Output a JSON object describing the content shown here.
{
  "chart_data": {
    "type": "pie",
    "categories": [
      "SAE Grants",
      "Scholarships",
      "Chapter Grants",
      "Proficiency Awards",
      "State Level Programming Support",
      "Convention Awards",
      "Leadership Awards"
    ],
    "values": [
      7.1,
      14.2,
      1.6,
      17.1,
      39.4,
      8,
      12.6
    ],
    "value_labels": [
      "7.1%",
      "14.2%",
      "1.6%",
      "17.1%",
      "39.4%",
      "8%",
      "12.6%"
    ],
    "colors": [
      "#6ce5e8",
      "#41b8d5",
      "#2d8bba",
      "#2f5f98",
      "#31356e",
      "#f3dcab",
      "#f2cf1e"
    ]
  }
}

————————

Search the lines for "Awards". Copy each line that has it.

Output of the task =
      "Proficiency Awards",
      "Convention Awards",
      "Leadership Awards"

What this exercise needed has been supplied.